* Given task *
Reproduce each line exactly, including spacing and punctuation.

------------------------------------------------

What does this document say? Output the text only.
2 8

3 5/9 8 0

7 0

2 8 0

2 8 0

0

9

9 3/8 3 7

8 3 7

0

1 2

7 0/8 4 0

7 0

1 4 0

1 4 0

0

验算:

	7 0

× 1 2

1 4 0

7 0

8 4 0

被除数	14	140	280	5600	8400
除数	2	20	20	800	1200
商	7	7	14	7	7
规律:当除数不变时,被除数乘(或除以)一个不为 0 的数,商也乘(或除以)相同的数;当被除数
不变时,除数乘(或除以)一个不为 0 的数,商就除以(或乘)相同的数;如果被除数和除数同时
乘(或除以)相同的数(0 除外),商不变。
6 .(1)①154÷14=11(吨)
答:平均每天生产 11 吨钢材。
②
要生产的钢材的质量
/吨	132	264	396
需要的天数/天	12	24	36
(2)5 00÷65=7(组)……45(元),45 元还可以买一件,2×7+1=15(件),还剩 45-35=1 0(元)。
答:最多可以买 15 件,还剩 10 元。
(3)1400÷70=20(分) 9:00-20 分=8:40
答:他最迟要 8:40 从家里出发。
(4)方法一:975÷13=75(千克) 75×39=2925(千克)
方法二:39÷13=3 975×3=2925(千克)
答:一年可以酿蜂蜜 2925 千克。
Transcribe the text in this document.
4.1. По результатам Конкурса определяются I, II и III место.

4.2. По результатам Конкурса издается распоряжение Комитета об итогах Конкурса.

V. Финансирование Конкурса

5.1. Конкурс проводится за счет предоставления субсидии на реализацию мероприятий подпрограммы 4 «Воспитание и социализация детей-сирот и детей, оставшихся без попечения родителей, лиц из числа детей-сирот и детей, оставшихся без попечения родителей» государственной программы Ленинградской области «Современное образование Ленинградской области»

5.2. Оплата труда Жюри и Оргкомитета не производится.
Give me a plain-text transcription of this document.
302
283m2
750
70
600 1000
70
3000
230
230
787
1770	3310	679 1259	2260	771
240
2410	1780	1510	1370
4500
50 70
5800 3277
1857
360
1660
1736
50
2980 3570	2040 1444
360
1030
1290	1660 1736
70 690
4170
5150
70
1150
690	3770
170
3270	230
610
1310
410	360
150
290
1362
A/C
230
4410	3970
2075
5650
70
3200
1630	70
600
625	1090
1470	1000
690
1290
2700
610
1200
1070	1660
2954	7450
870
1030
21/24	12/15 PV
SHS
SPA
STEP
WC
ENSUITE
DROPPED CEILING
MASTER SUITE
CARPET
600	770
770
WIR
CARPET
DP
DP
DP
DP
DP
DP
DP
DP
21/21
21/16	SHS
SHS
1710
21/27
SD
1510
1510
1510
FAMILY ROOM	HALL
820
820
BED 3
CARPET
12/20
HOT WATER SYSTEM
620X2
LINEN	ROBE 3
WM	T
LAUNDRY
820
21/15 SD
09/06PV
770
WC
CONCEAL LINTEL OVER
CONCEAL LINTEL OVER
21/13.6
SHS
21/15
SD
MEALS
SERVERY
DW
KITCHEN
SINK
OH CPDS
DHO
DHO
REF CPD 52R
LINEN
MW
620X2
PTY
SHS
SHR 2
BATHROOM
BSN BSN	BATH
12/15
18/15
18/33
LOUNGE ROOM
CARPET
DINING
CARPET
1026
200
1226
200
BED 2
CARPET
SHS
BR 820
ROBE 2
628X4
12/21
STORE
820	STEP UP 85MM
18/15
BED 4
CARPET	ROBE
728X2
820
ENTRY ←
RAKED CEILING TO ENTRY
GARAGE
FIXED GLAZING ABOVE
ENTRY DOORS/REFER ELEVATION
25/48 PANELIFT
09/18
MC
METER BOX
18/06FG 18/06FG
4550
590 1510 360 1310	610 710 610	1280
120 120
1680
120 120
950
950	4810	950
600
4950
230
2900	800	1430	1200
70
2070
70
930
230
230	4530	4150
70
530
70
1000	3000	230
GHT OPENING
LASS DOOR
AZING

------------------------------------------------

* Finished task *
What does this document say? Output the text only.
2 8

3 5/9 8 0

7 0

2 8 0

2 8 0

0

9

9 3/8 3 7

8 3 7

0

1 2

7 0/8 4 0

7 0

1 4 0

1 4 0

0

验算:

	7 0

× 1 2

1 4 0

7 0

8 4 0

被除数	14	140	280	5600	8400
除数	2	20	20	800	1200
商	7	7	14	7	7
规律:当除数不变时,被除数乘(或除以)一个不为 0 的数,商也乘(或除以)相同的数;当被除数
不变时,除数乘(或除以)一个不为 0 的数,商就除以(或乘)相同的数;如果被除数和除数同时
乘(或除以)相同的数(0 除外),商不变。
6 .(1)①154÷14=11(吨)
答:平均每天生产 11 吨钢材。
②
要生产的钢材的质量
/吨	132	264	396
需要的天数/天	12	24	36
(2)5 00÷65=7(组)……45(元),45 元还可以买一件,2×7+1=15(件),还剩 45-35=1 0(元)。
答:最多可以买 15 件,还剩 10 元。
(3)1400÷70=20(分) 9:00-20 分=8:40
答:他最迟要 8:40 从家里出发。
(4)方法一:975÷13=75(千克) 75×39=2925(千克)
方法二:39÷13=3 975×3=2925(千克)
答:一年可以酿蜂蜜 2925 千克。
Transcribe the text in this document.
4.1. По результатам Конкурса определяются I, II и III место.

4.2. По результатам Конкурса издается распоряжение Комитета об итогах Конкурса.

V. Финансирование Конкурса

5.1. Конкурс проводится за счет предоставления субсидии на реализацию мероприятий подпрограммы 4 «Воспитание и социализация детей-сирот и детей, оставшихся без попечения родителей, лиц из числа детей-сирот и детей, оставшихся без попечения родителей» государственной программы Ленинградской области «Современное образование Ленинградской области»

5.2. Оплата труда Жюри и Оргкомитета не производится.
Give me a plain-text transcription of this document.
302
283m2
750
70
600 1000
70
3000
230
230
787
1770	3310	679 1259	2260	771
240
2410	1780	1510	1370
4500
50 70
5800 3277
1857
360
1660
1736
50
2980 3570	2040 1444
360
1030
1290	1660 1736
70 690
4170
5150
70
1150
690	3770
170
3270	230
610
1310
410	360
150
290
1362
A/C
230
4410	3970
2075
5650
70
3200
1630	70
600
625	1090
1470	1000
690
1290
2700
610
1200
1070	1660
2954	7450
870
1030
21/24	12/15 PV
SHS
SPA
STEP
WC
ENSUITE
DROPPED CEILING
MASTER SUITE
CARPET
600	770
770
WIR
CARPET
DP
DP
DP
DP
DP
DP
DP
DP
21/21
21/16	SHS
SHS
1710
21/27
SD
1510
1510
1510
FAMILY ROOM	HALL
820
820
BED 3
CARPET
12/20
HOT WATER SYSTEM
620X2
LINEN	ROBE 3
WM	T
LAUNDRY
820
21/15 SD
09/06PV
770
WC
CONCEAL LINTEL OVER
CONCEAL LINTEL OVER
21/13.6
SHS
21/15
SD
MEALS
SERVERY
DW
KITCHEN
SINK
OH CPDS
DHO
DHO
REF CPD 52R
LINEN
MW
620X2
PTY
SHS
SHR 2
BATHROOM
BSN BSN	BATH
12/15
18/15
18/33
LOUNGE ROOM
CARPET
DINING
CARPET
1026
200
1226
200
BED 2
CARPET
SHS
BR 820
ROBE 2
628X4
12/21
STORE
820	STEP UP 85MM
18/15
BED 4
CARPET	ROBE
728X2
820
ENTRY ←
RAKED CEILING TO ENTRY
GARAGE
FIXED GLAZING ABOVE
ENTRY DOORS/REFER ELEVATION
25/48 PANELIFT
09/18
MC
METER BOX
18/06FG 18/06FG
4550
590 1510 360 1310	610 710 610	1280
120 120
1680
120 120
950
950	4810	950
600
4950
230
2900	800	1430	1200
70
2070
70
930
230
230	4530	4150
70
530
70
1000	3000	230
GHT OPENING
LASS DOOR
AZING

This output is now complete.